- **Description of the task**
Write out all the data again, exactly as it stands.

- **Records to process**

----------------------------------------

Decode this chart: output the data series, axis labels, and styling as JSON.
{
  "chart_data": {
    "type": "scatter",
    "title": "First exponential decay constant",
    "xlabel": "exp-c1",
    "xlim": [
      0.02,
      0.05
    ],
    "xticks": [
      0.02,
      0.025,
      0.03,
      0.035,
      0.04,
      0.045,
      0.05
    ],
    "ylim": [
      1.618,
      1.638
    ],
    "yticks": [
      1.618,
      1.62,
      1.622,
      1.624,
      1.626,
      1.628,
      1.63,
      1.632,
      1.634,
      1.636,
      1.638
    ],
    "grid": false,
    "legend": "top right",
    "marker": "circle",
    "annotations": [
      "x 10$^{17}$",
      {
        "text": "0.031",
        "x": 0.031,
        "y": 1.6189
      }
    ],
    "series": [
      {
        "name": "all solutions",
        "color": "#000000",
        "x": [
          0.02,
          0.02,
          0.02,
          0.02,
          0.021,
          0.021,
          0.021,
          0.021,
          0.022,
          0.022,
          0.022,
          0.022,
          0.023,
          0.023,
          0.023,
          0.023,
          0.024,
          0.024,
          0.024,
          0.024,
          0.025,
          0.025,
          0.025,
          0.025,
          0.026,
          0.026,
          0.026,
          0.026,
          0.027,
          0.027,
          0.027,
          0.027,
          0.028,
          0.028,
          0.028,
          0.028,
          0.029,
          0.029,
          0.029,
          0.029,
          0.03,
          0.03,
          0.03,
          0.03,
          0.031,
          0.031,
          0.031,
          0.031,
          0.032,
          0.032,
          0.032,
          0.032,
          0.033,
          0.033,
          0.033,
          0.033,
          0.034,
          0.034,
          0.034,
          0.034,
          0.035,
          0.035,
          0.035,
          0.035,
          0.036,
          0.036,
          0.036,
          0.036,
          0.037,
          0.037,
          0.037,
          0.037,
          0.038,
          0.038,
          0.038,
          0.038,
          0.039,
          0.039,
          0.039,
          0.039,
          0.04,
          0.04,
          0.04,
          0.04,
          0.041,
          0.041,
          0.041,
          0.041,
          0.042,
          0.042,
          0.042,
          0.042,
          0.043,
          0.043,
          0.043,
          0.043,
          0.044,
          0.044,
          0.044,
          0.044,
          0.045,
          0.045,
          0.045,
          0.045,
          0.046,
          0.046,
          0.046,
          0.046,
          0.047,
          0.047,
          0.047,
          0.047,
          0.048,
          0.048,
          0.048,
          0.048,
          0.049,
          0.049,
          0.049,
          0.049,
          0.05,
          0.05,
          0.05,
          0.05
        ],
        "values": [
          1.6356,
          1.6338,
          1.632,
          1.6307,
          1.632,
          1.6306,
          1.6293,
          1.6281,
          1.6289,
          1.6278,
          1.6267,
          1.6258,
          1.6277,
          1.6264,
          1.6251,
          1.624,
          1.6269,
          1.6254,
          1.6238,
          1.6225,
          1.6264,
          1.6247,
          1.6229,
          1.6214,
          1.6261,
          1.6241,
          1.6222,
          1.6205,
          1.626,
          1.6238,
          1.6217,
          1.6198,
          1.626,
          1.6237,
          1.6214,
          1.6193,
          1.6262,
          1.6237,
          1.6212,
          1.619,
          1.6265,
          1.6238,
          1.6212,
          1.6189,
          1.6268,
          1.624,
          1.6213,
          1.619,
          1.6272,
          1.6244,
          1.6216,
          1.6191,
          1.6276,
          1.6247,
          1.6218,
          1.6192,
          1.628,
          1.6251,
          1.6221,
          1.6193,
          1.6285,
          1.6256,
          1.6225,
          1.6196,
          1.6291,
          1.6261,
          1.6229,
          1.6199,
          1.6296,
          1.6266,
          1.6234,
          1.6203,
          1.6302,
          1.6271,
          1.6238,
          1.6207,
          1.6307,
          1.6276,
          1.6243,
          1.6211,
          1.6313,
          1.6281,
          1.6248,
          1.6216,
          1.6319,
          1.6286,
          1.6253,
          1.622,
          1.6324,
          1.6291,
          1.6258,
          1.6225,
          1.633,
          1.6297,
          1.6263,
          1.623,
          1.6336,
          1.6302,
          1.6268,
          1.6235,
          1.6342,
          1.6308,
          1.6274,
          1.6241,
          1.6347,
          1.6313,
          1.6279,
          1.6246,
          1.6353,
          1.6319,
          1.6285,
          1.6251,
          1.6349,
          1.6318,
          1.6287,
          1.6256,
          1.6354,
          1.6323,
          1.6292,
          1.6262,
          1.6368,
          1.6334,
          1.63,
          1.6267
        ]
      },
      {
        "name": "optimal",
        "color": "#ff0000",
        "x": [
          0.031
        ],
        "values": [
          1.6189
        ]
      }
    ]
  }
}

----------------------------------------

- **Exercise answer**
Decode this chart: output the data series, axis labels, and styling as JSON.
{
  "chart_data": {
    "type": "scatter",
    "title": "First exponential decay constant",
    "xlabel": "exp-c1",
    "xlim": [
      0.02,
      0.05
    ],
    "xticks": [
      0.02,
      0.025,
      0.03,
      0.035,
      0.04,
      0.045,
      0.05
    ],
    "ylim": [
      1.618,
      1.638
    ],
    "yticks": [
      1.618,
      1.62,
      1.622,
      1.624,
      1.626,
      1.628,
      1.63,
      1.632,
      1.634,
      1.636,
      1.638
    ],
    "grid": false,
    "legend": "top right",
    "marker": "circle",
    "annotations": [
      "x 10$^{17}$",
      {
        "text": "0.031",
        "x": 0.031,
        "y": 1.6189
      }
    ],
    "series": [
      {
        "name": "all solutions",
        "color": "#000000",
        "x": [
          0.02,
          0.02,
          0.02,
          0.02,
          0.021,
          0.021,
          0.021,
          0.021,
          0.022,
          0.022,
          0.022,
          0.022,
          0.023,
          0.023,
          0.023,
          0.023,
          0.024,
          0.024,
          0.024,
          0.024,
          0.025,
          0.025,
          0.025,
          0.025,
          0.026,
          0.026,
          0.026,
          0.026,
          0.027,
          0.027,
          0.027,
          0.027,
          0.028,
          0.028,
          0.028,
          0.028,
          0.029,
          0.029,
          0.029,
          0.029,
          0.03,
          0.03,
          0.03,
          0.03,
          0.031,
          0.031,
          0.031,
          0.031,
          0.032,
          0.032,
          0.032,
          0.032,
          0.033,
          0.033,
          0.033,
          0.033,
          0.034,
          0.034,
          0.034,
          0.034,
          0.035,
          0.035,
          0.035,
          0.035,
          0.036,
          0.036,
          0.036,
          0.036,
          0.037,
          0.037,
          0.037,
          0.037,
          0.038,
          0.038,
          0.038,
          0.038,
          0.039,
          0.039,
          0.039,
          0.039,
          0.04,
          0.04,
          0.04,
          0.04,
          0.041,
          0.041,
          0.041,
          0.041,
          0.042,
          0.042,
          0.042,
          0.042,
          0.043,
          0.043,
          0.043,
          0.043,
          0.044,
          0.044,
          0.044,
          0.044,
          0.045,
          0.045,
          0.045,
          0.045,
          0.046,
          0.046,
          0.046,
          0.046,
          0.047,
          0.047,
          0.047,
          0.047,
          0.048,
          0.048,
          0.048,
          0.048,
          0.049,
          0.049,
          0.049,
          0.049,
          0.05,
          0.05,
          0.05,
          0.05
        ],
        "values": [
          1.6356,
          1.6338,
          1.632,
          1.6307,
          1.632,
          1.6306,
          1.6293,
          1.6281,
          1.6289,
          1.6278,
          1.6267,
          1.6258,
          1.6277,
          1.6264,
          1.6251,
          1.624,
          1.6269,
          1.6254,
          1.6238,
          1.6225,
          1.6264,
          1.6247,
          1.6229,
          1.6214,
          1.6261,
          1.6241,
          1.6222,
          1.6205,
          1.626,
          1.6238,
          1.6217,
          1.6198,
          1.626,
          1.6237,
          1.6214,
          1.6193,
          1.6262,
          1.6237,
          1.6212,
          1.619,
          1.6265,
          1.6238,
          1.6212,
          1.6189,
          1.6268,
          1.624,
          1.6213,
          1.619,
          1.6272,
          1.6244,
          1.6216,
          1.6191,
          1.6276,
          1.6247,
          1.6218,
          1.6192,
          1.628,
          1.6251,
          1.6221,
          1.6193,
          1.6285,
          1.6256,
          1.6225,
          1.6196,
          1.6291,
          1.6261,
          1.6229,
          1.6199,
          1.6296,
          1.6266,
          1.6234,
          1.6203,
          1.6302,
          1.6271,
          1.6238,
          1.6207,
          1.6307,
          1.6276,
          1.6243,
          1.6211,
          1.6313,
          1.6281,
          1.6248,
          1.6216,
          1.6319,
          1.6286,
          1.6253,
          1.622,
          1.6324,
          1.6291,
          1.6258,
          1.6225,
          1.633,
          1.6297,
          1.6263,
          1.623,
          1.6336,
          1.6302,
          1.6268,
          1.6235,
          1.6342,
          1.6308,
          1.6274,
          1.6241,
          1.6347,
          1.6313,
          1.6279,
          1.6246,
          1.6353,
          1.6319,
          1.6285,
          1.6251,
          1.6349,
          1.6318,
          1.6287,
          1.6256,
          1.6354,
          1.6323,
          1.6292,
          1.6262,
          1.6368,
          1.6334,
          1.63,
          1.6267
        ]
      },
      {
        "name": "optimal",
        "color": "#ff0000",
        "x": [
          0.031
        ],
        "values": [
          1.6189
        ]
      }
    ]
  }
}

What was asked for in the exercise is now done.